--- INPUT MATERIAL ---
* * * * *
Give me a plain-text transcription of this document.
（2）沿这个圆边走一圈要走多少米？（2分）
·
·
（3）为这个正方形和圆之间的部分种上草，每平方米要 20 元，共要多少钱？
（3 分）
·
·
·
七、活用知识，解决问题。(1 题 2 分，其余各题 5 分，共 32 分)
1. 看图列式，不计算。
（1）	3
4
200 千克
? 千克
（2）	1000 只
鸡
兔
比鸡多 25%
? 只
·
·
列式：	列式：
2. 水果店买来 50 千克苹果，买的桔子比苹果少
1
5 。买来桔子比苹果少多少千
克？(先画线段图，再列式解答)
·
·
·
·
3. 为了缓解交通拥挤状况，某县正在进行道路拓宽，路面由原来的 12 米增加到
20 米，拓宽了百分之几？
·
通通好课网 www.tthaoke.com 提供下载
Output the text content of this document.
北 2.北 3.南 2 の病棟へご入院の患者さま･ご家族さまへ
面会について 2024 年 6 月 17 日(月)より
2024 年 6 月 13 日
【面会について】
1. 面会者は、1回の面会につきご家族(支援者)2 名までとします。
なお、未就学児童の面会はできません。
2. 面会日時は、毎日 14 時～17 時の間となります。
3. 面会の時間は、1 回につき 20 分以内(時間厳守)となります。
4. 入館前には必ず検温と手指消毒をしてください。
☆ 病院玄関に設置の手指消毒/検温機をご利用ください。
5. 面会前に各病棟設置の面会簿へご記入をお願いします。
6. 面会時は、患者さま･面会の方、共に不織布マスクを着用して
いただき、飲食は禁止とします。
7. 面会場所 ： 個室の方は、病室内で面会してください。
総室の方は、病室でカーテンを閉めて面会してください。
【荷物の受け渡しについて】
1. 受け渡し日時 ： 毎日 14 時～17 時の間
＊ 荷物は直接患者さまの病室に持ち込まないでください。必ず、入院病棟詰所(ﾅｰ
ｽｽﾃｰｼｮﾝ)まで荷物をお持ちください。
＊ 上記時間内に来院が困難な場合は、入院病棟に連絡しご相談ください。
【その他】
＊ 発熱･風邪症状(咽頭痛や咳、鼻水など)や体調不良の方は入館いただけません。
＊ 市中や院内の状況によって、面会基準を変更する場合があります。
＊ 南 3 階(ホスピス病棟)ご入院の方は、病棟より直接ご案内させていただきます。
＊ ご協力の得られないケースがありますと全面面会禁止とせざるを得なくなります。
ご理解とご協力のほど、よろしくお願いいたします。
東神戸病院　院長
* * * * *
--- PROMPT ---
Each record should come back exactly as written.

--- EXERCISE OUTPUT ---
Give me a plain-text transcription of this document.
（2）沿这个圆边走一圈要走多少米？（2分）
·
·
（3）为这个正方形和圆之间的部分种上草，每平方米要 20 元，共要多少钱？
（3 分）
·
·
·
七、活用知识，解决问题。(1 题 2 分，其余各题 5 分，共 32 分)
1. 看图列式，不计算。
（1）	3
4
200 千克
? 千克
（2）	1000 只
鸡
兔
比鸡多 25%
? 只
·
·
列式：	列式：
2. 水果店买来 50 千克苹果，买的桔子比苹果少
1
5 。买来桔子比苹果少多少千
克？(先画线段图，再列式解答)
·
·
·
·
3. 为了缓解交通拥挤状况，某县正在进行道路拓宽，路面由原来的 12 米增加到
20 米，拓宽了百分之几？
·
通通好课网 www.tthaoke.com 提供下载
Output the text content of this document.
北 2.北 3.南 2 の病棟へご入院の患者さま･ご家族さまへ
面会について 2024 年 6 月 17 日(月)より
2024 年 6 月 13 日
【面会について】
1. 面会者は、1回の面会につきご家族(支援者)2 名までとします。
なお、未就学児童の面会はできません。
2. 面会日時は、毎日 14 時～17 時の間となります。
3. 面会の時間は、1 回につき 20 分以内(時間厳守)となります。
4. 入館前には必ず検温と手指消毒をしてください。
☆ 病院玄関に設置の手指消毒/検温機をご利用ください。
5. 面会前に各病棟設置の面会簿へご記入をお願いします。
6. 面会時は、患者さま･面会の方、共に不織布マスクを着用して
いただき、飲食は禁止とします。
7. 面会場所 ： 個室の方は、病室内で面会してください。
総室の方は、病室でカーテンを閉めて面会してください。
【荷物の受け渡しについて】
1. 受け渡し日時 ： 毎日 14 時～17 時の間
＊ 荷物は直接患者さまの病室に持ち込まないでください。必ず、入院病棟詰所(ﾅｰ
ｽｽﾃｰｼｮﾝ)まで荷物をお持ちください。
＊ 上記時間内に来院が困難な場合は、入院病棟に連絡しご相談ください。
【その他】
＊ 発熱･風邪症状(咽頭痛や咳、鼻水など)や体調不良の方は入館いただけません。
＊ 市中や院内の状況によって、面会基準を変更する場合があります。
＊ 南 3 階(ホスピス病棟)ご入院の方は、病棟より直接ご案内させていただきます。
＊ ご協力の得られないケースがありますと全面面会禁止とせざるを得なくなります。
ご理解とご協力のほど、よろしくお願いいたします。
東神戸病院　院長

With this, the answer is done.